Work instructions = Copy out each line of the data holding "Abbosiylar".

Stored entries

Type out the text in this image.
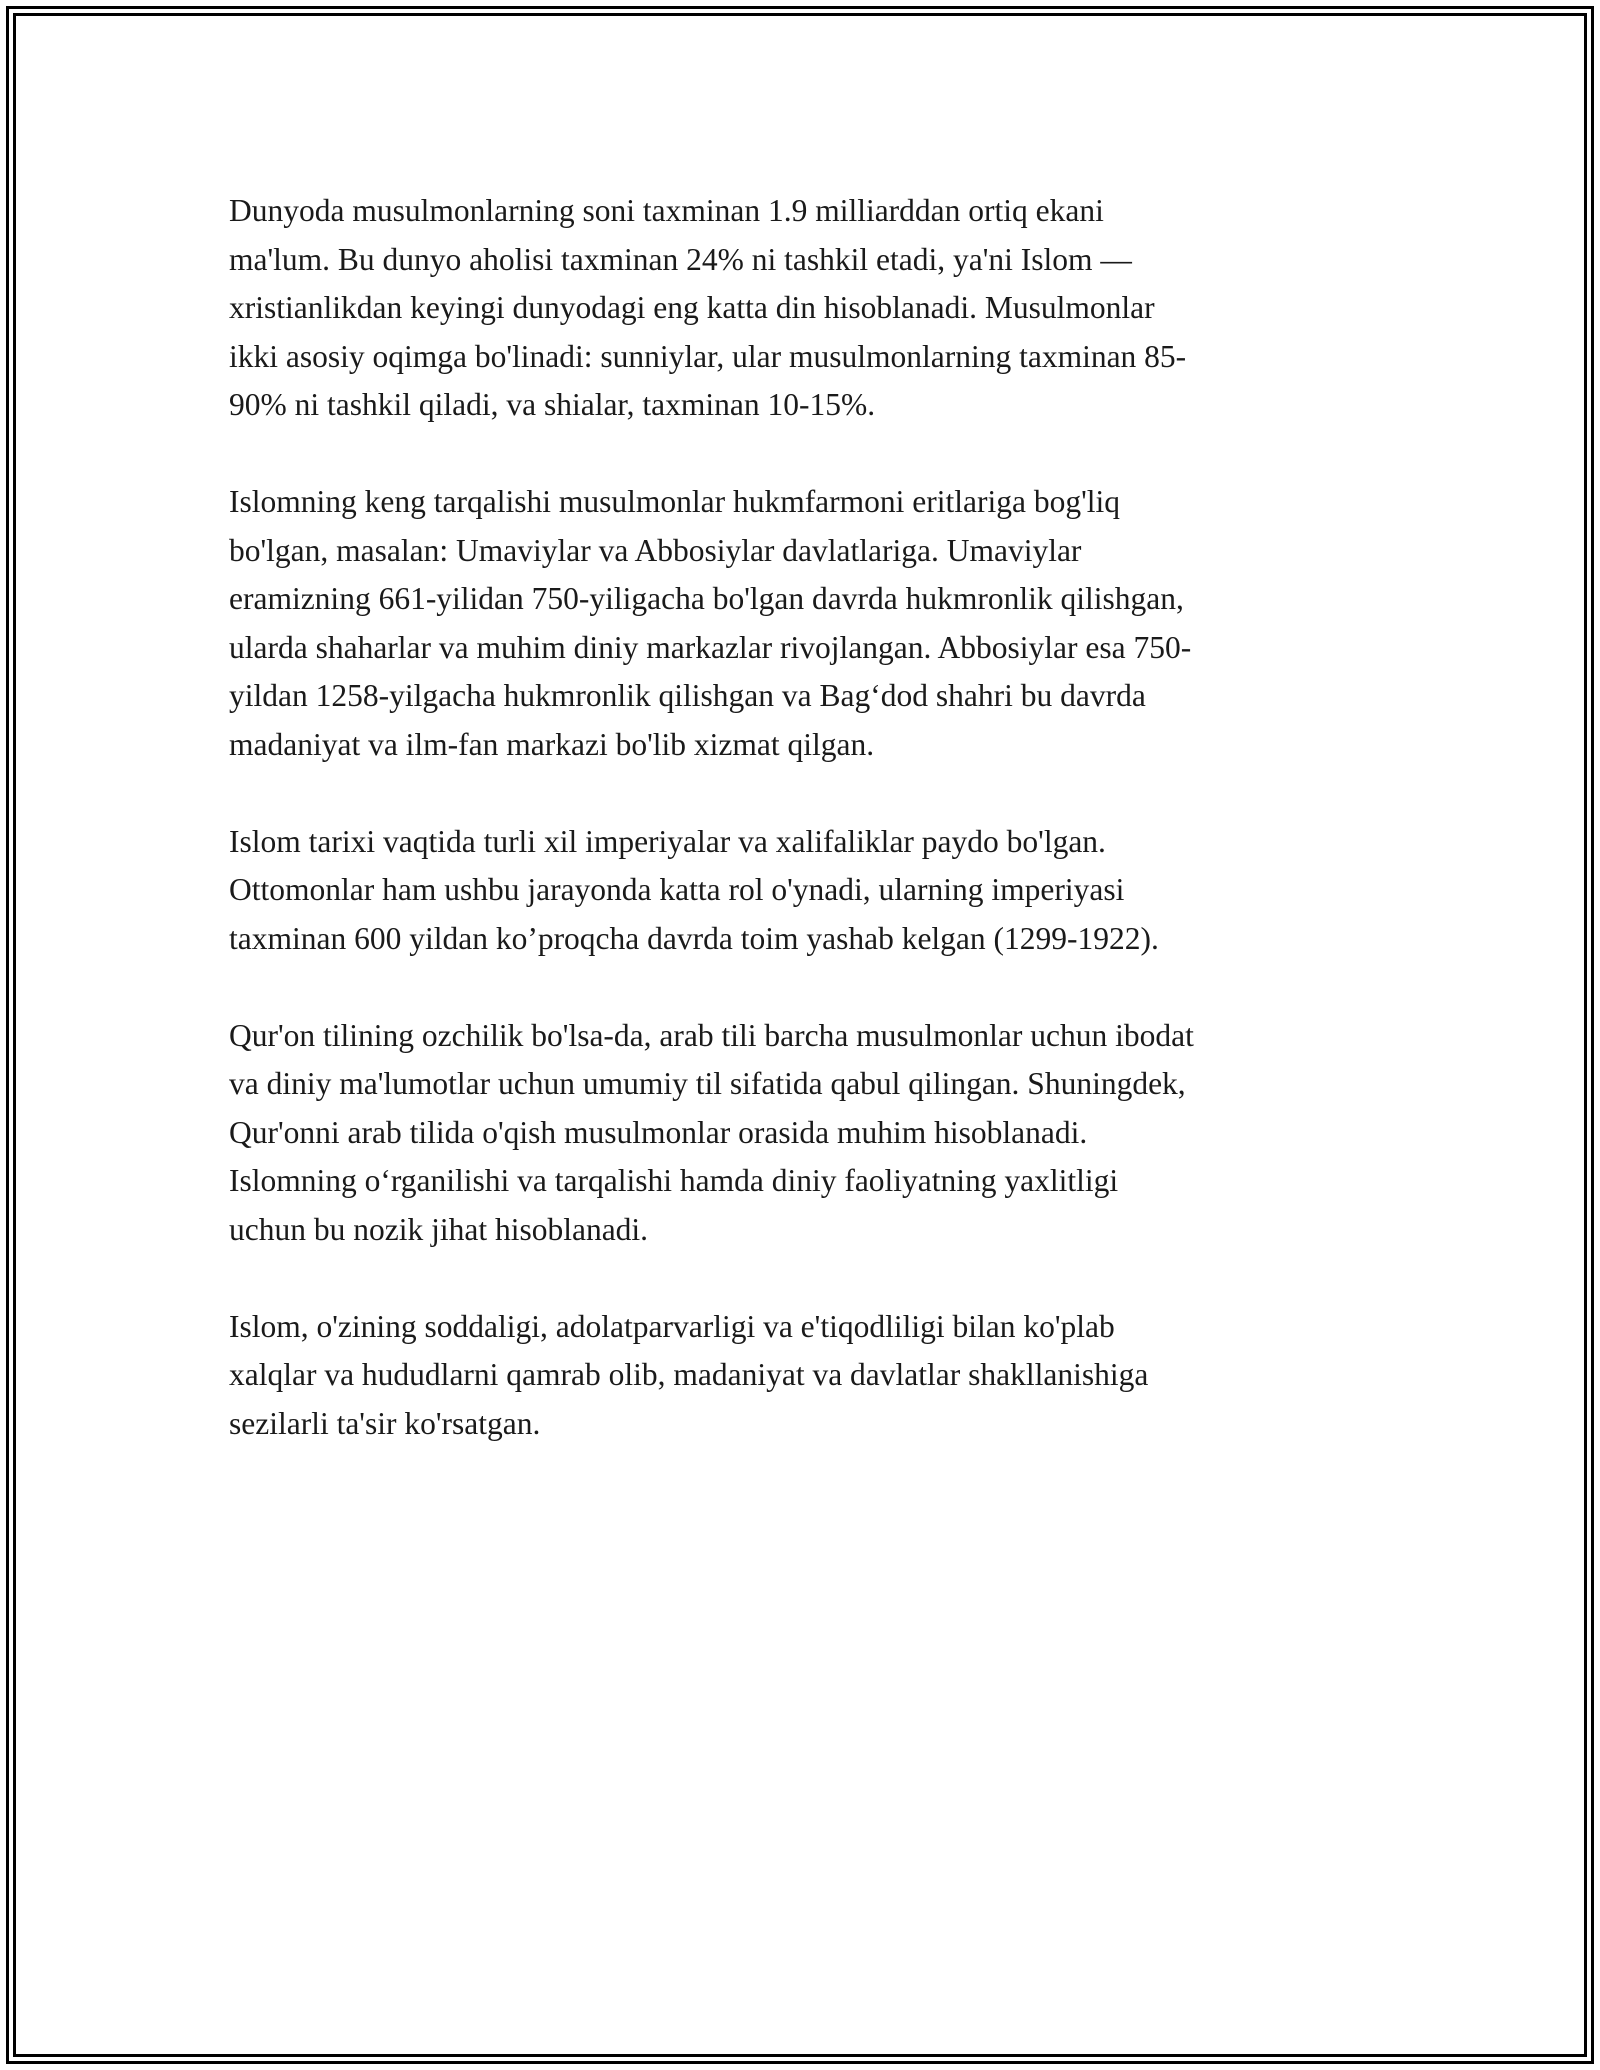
Dunyoda musulmonlarning soni taxminan 1.9 milliarddan ortiq ekani
ma'lum. Bu dunyo aholisi taxminan 24% ni tashkil etadi, ya'ni Islom —
xristianlikdan keyingi dunyodagi eng katta din hisoblanadi. Musulmonlar
ikki asosiy oqimga bo'linadi: sunniylar, ular musulmonlarning taxminan 85-
90% ni tashkil qiladi, va shialar, taxminan 10-15%.

Islomning keng tarqalishi musulmonlar hukmfarmoni eritlariga bog'liq
bo'lgan, masalan: Umaviylar va Abbosiylar davlatlariga. Umaviylar
eramizning 661-yilidan 750-yiligacha bo'lgan davrda hukmronlik qilishgan,
ularda shaharlar va muhim diniy markazlar rivojlangan. Abbosiylar esa 750-
yildan 1258-yilgacha hukmronlik qilishgan va Bag‘dod shahri bu davrda
madaniyat va ilm-fan markazi bo'lib xizmat qilgan.

Islom tarixi vaqtida turli xil imperiyalar va xalifaliklar paydo bo'lgan.
Ottomonlar ham ushbu jarayonda katta rol o'ynadi, ularning imperiyasi
taxminan 600 yildan ko’proqcha davrda toim yashab kelgan (1299-1922).

Qur'on tilining ozchilik bo'lsa-da, arab tili barcha musulmonlar uchun ibodat
va diniy ma'lumotlar uchun umumiy til sifatida qabul qilingan. Shuningdek,
Qur'onni arab tilida o'qish musulmonlar orasida muhim hisoblanadi.
Islomning o‘rganilishi va tarqalishi hamda diniy faoliyatning yaxlitligi
uchun bu nozik jihat hisoblanadi.

Islom, o'zining soddaligi, adolatparvarligi va e'tiqodliligi bilan ko'plab
xalqlar va hududlarni qamrab olib, madaniyat va davlatlar shakllanishiga
sezilarli ta'sir ko'rsatgan.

Task result =
bo'lgan, masalan: Umaviylar va Abbosiylar davlatlariga. Umaviylar
ularda shaharlar va muhim diniy markazlar rivojlangan. Abbosiylar esa 750-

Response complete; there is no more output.